## The task
Search the material below for the word "Renewable" and copy every line in which it occurs.

## Extracted entries
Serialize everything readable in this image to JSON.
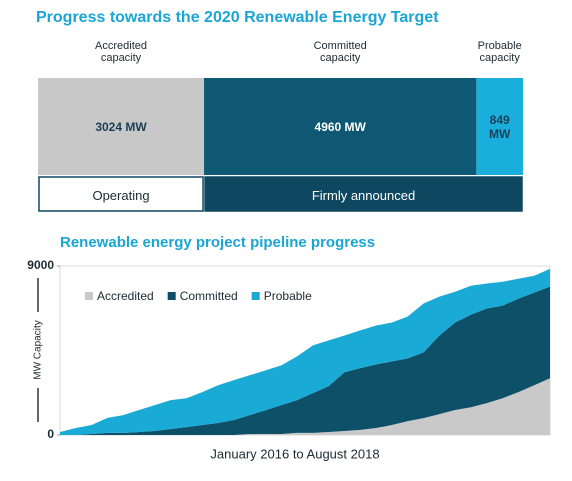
{
  "chart_data": [
    {
      "type": "bar",
      "orientation": "horizontal",
      "stacked": true,
      "title": "Progress towards the 2020 Renewable Energy Target",
      "series": [
        {
          "name": "Accredited capacity",
          "color": "#c8c8c8",
          "text_color": "#1c3f55",
          "values": [
            3024
          ],
          "value_labels": [
            "3024 MW"
          ]
        },
        {
          "name": "Committed capacity",
          "color": "#0e5873",
          "text_color": "#ffffff",
          "values": [
            4960
          ],
          "value_labels": [
            "4960 MW"
          ]
        },
        {
          "name": "Probable capacity",
          "color": "#19aedb",
          "text_color": "#1c3f55",
          "values": [
            849
          ],
          "value_labels": [
            "849 MW"
          ]
        }
      ],
      "groups": [
        {
          "label": "Operating",
          "color": "#ffffff",
          "text_color": "#1c2b33"
        },
        {
          "label": "Firmly announced",
          "color": "#0e4860",
          "text_color": "#ffffff"
        }
      ]
    },
    {
      "type": "area",
      "stacked": true,
      "title": "Renewable energy project pipeline progress",
      "xlabel": "January 2016 to August 2018",
      "ylabel": "MW Capacity",
      "categories": [
        null,
        null,
        null,
        null,
        null,
        null,
        null,
        null,
        null,
        null,
        null,
        null,
        null,
        null,
        null,
        null,
        null,
        null,
        null,
        null,
        null,
        null,
        null,
        null,
        null,
        null,
        null,
        null,
        null,
        null,
        null,
        null
      ],
      "ylim": [
        0,
        9000
      ],
      "yticks": [
        0,
        9000
      ],
      "legend": "upper left",
      "series": [
        {
          "name": "Accredited",
          "color": "#c9c9c9",
          "values": [
            0,
            0,
            0,
            0,
            0,
            0,
            0,
            0,
            0,
            0,
            0,
            0,
            50,
            50,
            50,
            110,
            110,
            160,
            210,
            270,
            370,
            530,
            740,
            900,
            1110,
            1330,
            1480,
            1700,
            1960,
            2280,
            2650,
            3020
          ]
        },
        {
          "name": "Committed",
          "color": "#0d5068",
          "values": [
            0,
            0,
            50,
            110,
            110,
            160,
            210,
            320,
            420,
            530,
            640,
            800,
            1010,
            1270,
            1540,
            1750,
            2120,
            2440,
            3130,
            3290,
            3390,
            3390,
            3340,
            3500,
            4190,
            4660,
            4930,
            5040,
            4930,
            4980,
            4930,
            4880
          ]
        },
        {
          "name": "Probable",
          "color": "#1aaad6",
          "values": [
            160,
            370,
            480,
            800,
            950,
            1170,
            1380,
            1540,
            1540,
            1750,
            2010,
            2120,
            2120,
            2120,
            2120,
            2330,
            2540,
            2440,
            1960,
            2010,
            2070,
            2070,
            2230,
            2600,
            2070,
            1640,
            1540,
            1330,
            1270,
            1060,
            900,
            950
          ]
        }
      ]
    }
  ]
}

## Output for this task
      "title": "Progress towards the 2020 Renewable Energy Target",
      "title": "Renewable energy project pipeline progress",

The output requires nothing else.